» EXERCISE
Every line that contains the word "Musterstadt" should be copied out.

» DATASET
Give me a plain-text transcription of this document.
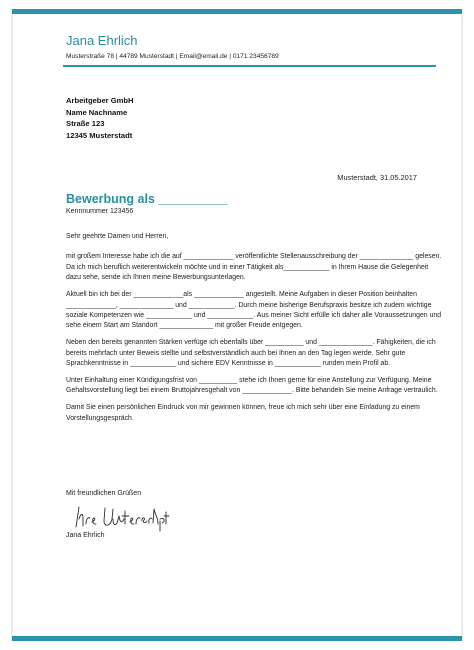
Jana Ehrlich
Musterstraße 78 | 44789 Musterstadt | Email@email.de | 0171 23456789
Arbeitgeber GmbH
Name Nachname
Straße 123
12345 Musterstadt
Musterstadt, 31.05.2017
Bewerbung als __________
Kennnummer 123456
Sehr geehrte Damen und Herren,

mit großem Interesse habe ich die auf _____________ veröffentlichte Stellenausschreibung der ______________ gelesen. Da ich mich beruflich weiterentwickeln möchte und in einer Tätigkeit als____________ in Ihrem Hause die Gelegenheit dazu sehe, sende ich Ihnen meine Bewerbungsunterlagen.

Aktuell bin ich bei der _____________als _____________ angestellt. Meine Aufgaben in dieser Position beinhalten _____________, ______________ und ____________. Durch meine bisherige Berufspraxis besitze ich zudem wichtige soziale Kompetenzen wie ____________ und ____________. Aus meiner Sicht erfülle ich daher alle Voraussetzungen und sehe einem Start am Standort ______________ mit großer Freude entgegen.

Neben den bereits genannten Stärken verfüge ich ebenfalls über __________ und ______________. Fähigkeiten, die ich bereits mehrfach unter Beweis stellte und selbstverständlich auch bei Ihnen an den Tag legen werde. Sehr gute Sprachkenntnisse in ____________ und sichere EDV Kenntnisse in ____________ runden mein Profil ab.

Unter Einhaltung einer Kündigungsfrist von __________ stehe ich Ihnen gerne für eine Anstellung zur Verfügung. Meine Gehaltsvorstellung liegt bei einem Bruttojahresgehalt von _____________. Bitte behandeln Sie meine Anfrage vertraulich.

Damit Sie einen persönlichen Eindruck von mir gewinnen können, freue ich mich sehr über eine Einladung zu einem Vorstellungsgespräch.

Mit freundlichen Grüßen
Jana Ehrlich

» TASK ANSWER
Musterstraße 78 | 44789 Musterstadt | Email@email.de | 0171 23456789
12345 Musterstadt
Musterstadt, 31.05.2017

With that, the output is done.